- **WHAT TO DO**:
Count lines holding the string "logfile" in the data that follows. Reply with one number only.

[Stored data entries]
------------------------------------------------------------------------

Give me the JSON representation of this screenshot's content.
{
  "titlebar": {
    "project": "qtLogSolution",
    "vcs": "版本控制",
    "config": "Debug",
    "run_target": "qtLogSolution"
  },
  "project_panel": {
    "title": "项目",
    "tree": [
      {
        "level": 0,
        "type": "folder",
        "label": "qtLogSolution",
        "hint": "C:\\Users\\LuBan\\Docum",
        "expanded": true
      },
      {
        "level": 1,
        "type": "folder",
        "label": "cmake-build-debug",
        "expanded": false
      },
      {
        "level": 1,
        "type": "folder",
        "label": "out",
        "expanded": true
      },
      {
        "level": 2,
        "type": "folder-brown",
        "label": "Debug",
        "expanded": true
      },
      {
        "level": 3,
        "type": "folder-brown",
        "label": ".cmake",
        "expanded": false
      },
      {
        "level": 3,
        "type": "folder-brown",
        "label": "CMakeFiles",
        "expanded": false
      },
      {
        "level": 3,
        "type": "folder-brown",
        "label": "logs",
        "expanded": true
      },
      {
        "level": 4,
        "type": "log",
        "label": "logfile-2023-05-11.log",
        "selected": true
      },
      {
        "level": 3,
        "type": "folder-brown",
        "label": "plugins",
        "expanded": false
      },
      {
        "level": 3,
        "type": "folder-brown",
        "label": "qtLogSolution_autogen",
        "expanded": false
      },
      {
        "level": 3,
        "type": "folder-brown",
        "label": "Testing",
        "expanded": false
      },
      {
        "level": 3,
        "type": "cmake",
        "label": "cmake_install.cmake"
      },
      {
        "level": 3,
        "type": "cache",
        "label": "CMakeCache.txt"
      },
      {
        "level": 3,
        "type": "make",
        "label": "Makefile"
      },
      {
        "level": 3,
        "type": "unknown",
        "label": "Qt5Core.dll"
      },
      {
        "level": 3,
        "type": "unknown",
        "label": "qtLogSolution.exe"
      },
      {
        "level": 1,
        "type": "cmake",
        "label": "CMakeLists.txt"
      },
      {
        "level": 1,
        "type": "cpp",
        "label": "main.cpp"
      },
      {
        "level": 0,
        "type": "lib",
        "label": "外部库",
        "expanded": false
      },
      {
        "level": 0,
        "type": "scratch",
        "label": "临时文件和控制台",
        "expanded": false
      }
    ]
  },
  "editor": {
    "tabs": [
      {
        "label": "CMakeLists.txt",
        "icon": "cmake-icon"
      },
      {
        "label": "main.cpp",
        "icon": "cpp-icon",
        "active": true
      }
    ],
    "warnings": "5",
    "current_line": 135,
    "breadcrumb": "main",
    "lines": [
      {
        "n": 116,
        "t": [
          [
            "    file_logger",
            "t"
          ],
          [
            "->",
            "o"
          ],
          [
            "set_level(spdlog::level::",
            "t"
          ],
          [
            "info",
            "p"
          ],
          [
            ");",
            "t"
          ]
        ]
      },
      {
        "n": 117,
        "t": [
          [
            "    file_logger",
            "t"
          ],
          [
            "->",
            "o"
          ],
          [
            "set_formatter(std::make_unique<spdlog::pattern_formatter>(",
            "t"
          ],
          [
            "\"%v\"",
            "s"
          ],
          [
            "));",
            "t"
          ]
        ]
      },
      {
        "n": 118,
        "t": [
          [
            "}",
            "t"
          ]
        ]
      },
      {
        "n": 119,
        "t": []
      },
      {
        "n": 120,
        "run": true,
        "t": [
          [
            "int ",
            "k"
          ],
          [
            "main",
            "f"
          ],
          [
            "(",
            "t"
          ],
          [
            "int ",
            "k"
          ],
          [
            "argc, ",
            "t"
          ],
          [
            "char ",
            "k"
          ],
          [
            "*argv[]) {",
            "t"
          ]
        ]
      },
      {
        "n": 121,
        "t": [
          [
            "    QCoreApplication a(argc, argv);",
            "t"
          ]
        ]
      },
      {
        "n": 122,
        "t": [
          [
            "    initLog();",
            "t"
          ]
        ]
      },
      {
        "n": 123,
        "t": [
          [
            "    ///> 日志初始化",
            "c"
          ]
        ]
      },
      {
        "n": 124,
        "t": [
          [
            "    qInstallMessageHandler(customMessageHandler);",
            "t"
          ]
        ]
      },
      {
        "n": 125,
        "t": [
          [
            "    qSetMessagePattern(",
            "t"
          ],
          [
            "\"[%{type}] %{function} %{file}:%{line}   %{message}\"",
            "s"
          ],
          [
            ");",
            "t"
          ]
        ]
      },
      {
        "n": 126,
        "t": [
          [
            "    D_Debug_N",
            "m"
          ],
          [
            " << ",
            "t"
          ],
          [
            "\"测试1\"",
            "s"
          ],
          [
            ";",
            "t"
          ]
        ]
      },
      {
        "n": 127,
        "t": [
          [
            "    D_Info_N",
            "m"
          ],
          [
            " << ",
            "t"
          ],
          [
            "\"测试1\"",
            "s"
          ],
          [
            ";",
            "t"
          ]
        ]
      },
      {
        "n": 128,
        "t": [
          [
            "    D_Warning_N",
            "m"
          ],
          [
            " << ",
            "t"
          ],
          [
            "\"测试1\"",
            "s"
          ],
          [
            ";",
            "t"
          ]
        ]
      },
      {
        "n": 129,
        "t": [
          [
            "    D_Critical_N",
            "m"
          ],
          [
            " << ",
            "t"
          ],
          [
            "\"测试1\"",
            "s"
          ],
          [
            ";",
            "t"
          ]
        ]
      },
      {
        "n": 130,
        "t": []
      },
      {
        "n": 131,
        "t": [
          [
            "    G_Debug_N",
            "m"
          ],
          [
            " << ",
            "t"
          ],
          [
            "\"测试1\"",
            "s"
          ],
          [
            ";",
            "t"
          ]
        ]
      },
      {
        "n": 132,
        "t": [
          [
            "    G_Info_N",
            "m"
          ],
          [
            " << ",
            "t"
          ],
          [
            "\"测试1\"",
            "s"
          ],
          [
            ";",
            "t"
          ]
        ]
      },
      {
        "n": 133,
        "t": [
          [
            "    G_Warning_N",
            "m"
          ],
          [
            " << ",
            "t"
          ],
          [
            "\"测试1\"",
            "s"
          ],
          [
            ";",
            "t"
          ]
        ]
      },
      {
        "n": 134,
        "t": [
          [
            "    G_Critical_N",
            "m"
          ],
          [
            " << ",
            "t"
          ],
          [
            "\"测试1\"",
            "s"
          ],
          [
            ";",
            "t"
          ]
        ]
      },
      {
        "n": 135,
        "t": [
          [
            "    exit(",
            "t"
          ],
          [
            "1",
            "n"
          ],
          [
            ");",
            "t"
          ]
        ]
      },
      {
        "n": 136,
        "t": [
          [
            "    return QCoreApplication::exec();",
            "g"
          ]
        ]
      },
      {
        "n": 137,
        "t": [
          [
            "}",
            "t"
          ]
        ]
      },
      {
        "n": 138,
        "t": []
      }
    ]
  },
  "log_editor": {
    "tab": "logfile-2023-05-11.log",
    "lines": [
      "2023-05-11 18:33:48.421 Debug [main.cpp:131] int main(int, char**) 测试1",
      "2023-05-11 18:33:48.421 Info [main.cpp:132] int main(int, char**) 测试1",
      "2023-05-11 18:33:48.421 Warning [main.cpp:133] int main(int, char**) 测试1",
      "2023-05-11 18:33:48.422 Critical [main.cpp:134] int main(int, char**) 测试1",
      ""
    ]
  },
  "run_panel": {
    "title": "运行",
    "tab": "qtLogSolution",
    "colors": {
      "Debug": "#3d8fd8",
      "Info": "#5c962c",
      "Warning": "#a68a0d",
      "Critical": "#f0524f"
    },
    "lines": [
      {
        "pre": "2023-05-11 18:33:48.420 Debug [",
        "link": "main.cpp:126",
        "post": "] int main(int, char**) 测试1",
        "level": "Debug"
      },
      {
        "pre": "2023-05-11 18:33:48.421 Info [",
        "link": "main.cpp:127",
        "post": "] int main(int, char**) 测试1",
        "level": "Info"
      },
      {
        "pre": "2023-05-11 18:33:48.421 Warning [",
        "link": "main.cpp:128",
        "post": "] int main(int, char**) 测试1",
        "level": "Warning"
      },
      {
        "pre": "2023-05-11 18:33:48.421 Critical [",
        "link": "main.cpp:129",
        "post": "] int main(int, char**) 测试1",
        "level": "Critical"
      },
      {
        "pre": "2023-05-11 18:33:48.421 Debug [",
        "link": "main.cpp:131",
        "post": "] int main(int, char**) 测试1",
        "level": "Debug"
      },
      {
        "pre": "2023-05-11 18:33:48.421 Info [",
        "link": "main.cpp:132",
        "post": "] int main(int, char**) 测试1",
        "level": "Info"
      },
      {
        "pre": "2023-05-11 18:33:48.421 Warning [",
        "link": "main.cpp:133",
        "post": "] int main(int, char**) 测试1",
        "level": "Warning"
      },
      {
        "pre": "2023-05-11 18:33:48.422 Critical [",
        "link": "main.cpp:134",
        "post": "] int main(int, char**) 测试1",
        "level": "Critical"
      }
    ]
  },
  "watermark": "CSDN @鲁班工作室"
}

------------------------------------------------------------------------

- **REPLY TO THE EXERCISE**:
2